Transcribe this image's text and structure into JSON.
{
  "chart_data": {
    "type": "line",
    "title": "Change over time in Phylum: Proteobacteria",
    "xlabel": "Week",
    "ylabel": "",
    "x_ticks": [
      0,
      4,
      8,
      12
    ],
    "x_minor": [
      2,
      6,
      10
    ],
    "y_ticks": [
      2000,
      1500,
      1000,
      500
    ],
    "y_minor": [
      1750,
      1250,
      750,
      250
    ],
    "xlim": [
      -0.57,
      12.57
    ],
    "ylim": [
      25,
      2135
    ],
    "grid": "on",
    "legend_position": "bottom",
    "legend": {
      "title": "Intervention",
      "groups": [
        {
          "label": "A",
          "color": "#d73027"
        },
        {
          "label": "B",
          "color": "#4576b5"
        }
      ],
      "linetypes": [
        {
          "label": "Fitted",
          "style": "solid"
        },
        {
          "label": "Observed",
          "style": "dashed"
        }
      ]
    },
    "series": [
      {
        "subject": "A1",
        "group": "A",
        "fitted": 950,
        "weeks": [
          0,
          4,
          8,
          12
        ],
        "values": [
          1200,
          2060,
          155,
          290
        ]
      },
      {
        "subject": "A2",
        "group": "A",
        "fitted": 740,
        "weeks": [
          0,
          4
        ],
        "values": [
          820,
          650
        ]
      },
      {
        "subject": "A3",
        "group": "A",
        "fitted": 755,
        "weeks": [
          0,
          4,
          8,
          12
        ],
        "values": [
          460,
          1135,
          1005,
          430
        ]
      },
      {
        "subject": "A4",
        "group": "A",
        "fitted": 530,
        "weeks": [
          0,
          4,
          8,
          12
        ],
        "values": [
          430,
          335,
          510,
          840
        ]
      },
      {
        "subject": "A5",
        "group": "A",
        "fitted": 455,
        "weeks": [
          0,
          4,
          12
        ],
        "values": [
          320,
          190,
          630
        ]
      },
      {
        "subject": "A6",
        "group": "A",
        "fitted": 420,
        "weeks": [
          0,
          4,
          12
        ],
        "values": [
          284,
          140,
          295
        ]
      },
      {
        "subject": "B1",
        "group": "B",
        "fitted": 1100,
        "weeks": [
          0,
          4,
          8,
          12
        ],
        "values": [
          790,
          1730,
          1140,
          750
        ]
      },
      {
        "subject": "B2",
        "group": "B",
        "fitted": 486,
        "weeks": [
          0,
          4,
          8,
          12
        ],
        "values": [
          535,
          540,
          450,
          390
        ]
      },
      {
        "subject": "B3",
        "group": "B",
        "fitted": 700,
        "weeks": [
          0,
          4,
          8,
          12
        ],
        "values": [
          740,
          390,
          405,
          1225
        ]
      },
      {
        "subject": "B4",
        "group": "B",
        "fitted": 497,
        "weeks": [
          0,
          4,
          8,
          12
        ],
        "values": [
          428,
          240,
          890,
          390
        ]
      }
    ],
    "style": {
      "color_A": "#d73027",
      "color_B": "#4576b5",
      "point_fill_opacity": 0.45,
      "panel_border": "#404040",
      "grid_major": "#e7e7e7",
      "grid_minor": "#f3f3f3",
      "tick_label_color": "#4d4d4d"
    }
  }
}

# # #

--- Action item ---
Write the listing out again, exactly as it reads.

--- Exercise response ---
Transcribe this image's text and structure into JSON.
{
  "chart_data": {
    "type": "line",
    "title": "Change over time in Phylum: Proteobacteria",
    "xlabel": "Week",
    "ylabel": "",
    "x_ticks": [
      0,
      4,
      8,
      12
    ],
    "x_minor": [
      2,
      6,
      10
    ],
    "y_ticks": [
      2000,
      1500,
      1000,
      500
    ],
    "y_minor": [
      1750,
      1250,
      750,
      250
    ],
    "xlim": [
      -0.57,
      12.57
    ],
    "ylim": [
      25,
      2135
    ],
    "grid": "on",
    "legend_position": "bottom",
    "legend": {
      "title": "Intervention",
      "groups": [
        {
          "label": "A",
          "color": "#d73027"
        },
        {
          "label": "B",
          "color": "#4576b5"
        }
      ],
      "linetypes": [
        {
          "label": "Fitted",
          "style": "solid"
        },
        {
          "label": "Observed",
          "style": "dashed"
        }
      ]
    },
    "series": [
      {
        "subject": "A1",
        "group": "A",
        "fitted": 950,
        "weeks": [
          0,
          4,
          8,
          12
        ],
        "values": [
          1200,
          2060,
          155,
          290
        ]
      },
      {
        "subject": "A2",
        "group": "A",
        "fitted": 740,
        "weeks": [
          0,
          4
        ],
        "values": [
          820,
          650
        ]
      },
      {
        "subject": "A3",
        "group": "A",
        "fitted": 755,
        "weeks": [
          0,
          4,
          8,
          12
        ],
        "values": [
          460,
          1135,
          1005,
          430
        ]
      },
      {
        "subject": "A4",
        "group": "A",
        "fitted": 530,
        "weeks": [
          0,
          4,
          8,
          12
        ],
        "values": [
          430,
          335,
          510,
          840
        ]
      },
      {
        "subject": "A5",
        "group": "A",
        "fitted": 455,
        "weeks": [
          0,
          4,
          12
        ],
        "values": [
          320,
          190,
          630
        ]
      },
      {
        "subject": "A6",
        "group": "A",
        "fitted": 420,
        "weeks": [
          0,
          4,
          12
        ],
        "values": [
          284,
          140,
          295
        ]
      },
      {
        "subject": "B1",
        "group": "B",
        "fitted": 1100,
        "weeks": [
          0,
          4,
          8,
          12
        ],
        "values": [
          790,
          1730,
          1140,
          750
        ]
      },
      {
        "subject": "B2",
        "group": "B",
        "fitted": 486,
        "weeks": [
          0,
          4,
          8,
          12
        ],
        "values": [
          535,
          540,
          450,
          390
        ]
      },
      {
        "subject": "B3",
        "group": "B",
        "fitted": 700,
        "weeks": [
          0,
          4,
          8,
          12
        ],
        "values": [
          740,
          390,
          405,
          1225
        ]
      },
      {
        "subject": "B4",
        "group": "B",
        "fitted": 497,
        "weeks": [
          0,
          4,
          8,
          12
        ],
        "values": [
          428,
          240,
          890,
          390
        ]
      }
    ],
    "style": {
      "color_A": "#d73027",
      "color_B": "#4576b5",
      "point_fill_opacity": 0.45,
      "panel_border": "#404040",
      "grid_major": "#e7e7e7",
      "grid_minor": "#f3f3f3",
      "tick_label_color": "#4d4d4d"
    }
  }
}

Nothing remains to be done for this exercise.